The task for the NPPE was fine-tunning a llama 3.1 8b instruct model, to perform sentimental analysis for senetences in different Indian languages. 
The following are the steps undertaken to make the model as efficent as possible.

Fist we download all the necessary packages

In [26]:
%%capture
!pip install bitsandbytes
!pip install accelerate
!pip install peft
!pip install --upgrade transformers

Now importing the packages

In [27]:
from datasets import Dataset
from transformers import (
    AutoModelForSequenceClassification,
    AutoTokenizer,
    TrainingArguments,
    Trainer,
    DataCollatorWithPadding,
    BitsAndBytesConfig,
    TextClassificationPipeline
)
from peft import LoraConfig, get_peft_model
import torch
import pandas as pd

Seeting the seed

In [28]:
torch.manual_seed(42)  
torch.cuda.manual_seed_all(42)  

Importing the LLama 3.1 model. The BitsAndBytesConfig is used for quantization in Hugging Face and enables a more efficient memory footprint during model inference and training. We also load the model.

In [29]:
model_name = "/kaggle/input/llama-3.1/transformers/8b-instruct/2"  
tokenizer = AutoTokenizer.from_pretrained(model_name)
tokenizer.pad_token = tokenizer.eos_token 

bnb_config = BitsAndBytesConfig(
    load_in_8bit=True,  
    llm_int8_enable_fp32_cpu_offload=True)

model = AutoModelForSequenceClassification.from_pretrained(
    model_name,
    num_labels=2,
    pad_token_id=tokenizer.eos_token_id,
    quantization_config=bnb_config,
    device_map="auto"  
)


Loading checkpoint shards:   0%|          | 0/4 [00:00<?, ?it/s]

Some weights of LlamaForSequenceClassification were not initialized from the model checkpoint at /kaggle/input/llama-3.1/transformers/8b-instruct/2 and are newly initialized: ['score.weight']
You should probably TRAIN this model on a down-stream task to be able to use it for predictions and inference.


LoRA (Low-Rank Adaptation) is a technique used to efficiently fine-tune large pre-trained models like transformers, especially those with billions of parameters. The goal of LoRA is to provide a more memory-efficient way of adapting large models to specific tasks without needing to fine-tune the entire model, which can be computationally expensive and resource-intensive.

#### Supplied entries
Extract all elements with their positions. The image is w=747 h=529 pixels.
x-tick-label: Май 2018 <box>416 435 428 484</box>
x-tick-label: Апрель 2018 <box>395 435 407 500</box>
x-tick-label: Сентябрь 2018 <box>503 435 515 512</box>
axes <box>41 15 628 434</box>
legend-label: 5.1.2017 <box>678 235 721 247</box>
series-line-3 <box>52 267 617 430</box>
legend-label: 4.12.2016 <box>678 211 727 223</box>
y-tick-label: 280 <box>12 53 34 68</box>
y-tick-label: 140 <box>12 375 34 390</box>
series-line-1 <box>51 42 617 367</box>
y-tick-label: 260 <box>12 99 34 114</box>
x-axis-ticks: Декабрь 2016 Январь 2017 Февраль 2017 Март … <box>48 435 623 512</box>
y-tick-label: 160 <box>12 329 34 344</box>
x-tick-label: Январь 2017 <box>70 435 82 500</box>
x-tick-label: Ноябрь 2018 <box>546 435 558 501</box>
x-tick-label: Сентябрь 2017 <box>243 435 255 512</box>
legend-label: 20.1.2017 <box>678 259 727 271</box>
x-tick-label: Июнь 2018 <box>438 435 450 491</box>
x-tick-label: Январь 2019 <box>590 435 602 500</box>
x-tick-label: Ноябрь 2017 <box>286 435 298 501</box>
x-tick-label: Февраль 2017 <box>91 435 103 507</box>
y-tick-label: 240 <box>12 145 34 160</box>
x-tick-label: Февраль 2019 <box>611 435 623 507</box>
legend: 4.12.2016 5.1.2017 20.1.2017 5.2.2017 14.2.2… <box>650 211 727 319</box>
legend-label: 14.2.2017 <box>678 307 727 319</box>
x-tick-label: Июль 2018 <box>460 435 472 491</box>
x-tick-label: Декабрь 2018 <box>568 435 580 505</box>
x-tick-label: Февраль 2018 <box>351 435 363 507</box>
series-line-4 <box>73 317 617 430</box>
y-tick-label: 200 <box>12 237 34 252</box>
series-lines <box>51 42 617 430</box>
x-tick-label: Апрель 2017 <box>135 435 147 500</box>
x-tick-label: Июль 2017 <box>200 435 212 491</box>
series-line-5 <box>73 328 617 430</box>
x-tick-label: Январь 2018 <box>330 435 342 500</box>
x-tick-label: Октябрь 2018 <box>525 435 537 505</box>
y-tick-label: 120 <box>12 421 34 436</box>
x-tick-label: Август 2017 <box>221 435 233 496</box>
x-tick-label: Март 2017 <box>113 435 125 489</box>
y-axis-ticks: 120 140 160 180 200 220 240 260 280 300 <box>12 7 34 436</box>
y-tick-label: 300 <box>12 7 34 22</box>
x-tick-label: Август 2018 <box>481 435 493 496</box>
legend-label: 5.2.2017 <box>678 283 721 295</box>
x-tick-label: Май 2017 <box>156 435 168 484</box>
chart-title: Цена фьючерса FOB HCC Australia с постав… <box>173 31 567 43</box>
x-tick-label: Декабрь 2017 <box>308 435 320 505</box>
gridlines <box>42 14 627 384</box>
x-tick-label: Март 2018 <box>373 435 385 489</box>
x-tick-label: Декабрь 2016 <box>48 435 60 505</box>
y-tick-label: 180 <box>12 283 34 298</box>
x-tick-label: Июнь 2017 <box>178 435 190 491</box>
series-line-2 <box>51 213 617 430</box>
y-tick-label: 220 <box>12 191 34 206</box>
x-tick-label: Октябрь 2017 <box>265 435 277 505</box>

#### What needs to be done
Answer these questions from the text on fine-tuning Llama 3.1 for sentiment analysis:
(a) What seed value is passed to torch.manual_seed?
(b) What value is num_labels set to when the model is loaded?
(c) What does LoRA stand for?
The listing is not needed for this work.

#### Full output
(a) 42
(b) 2
(c) Low-Rank Adaptation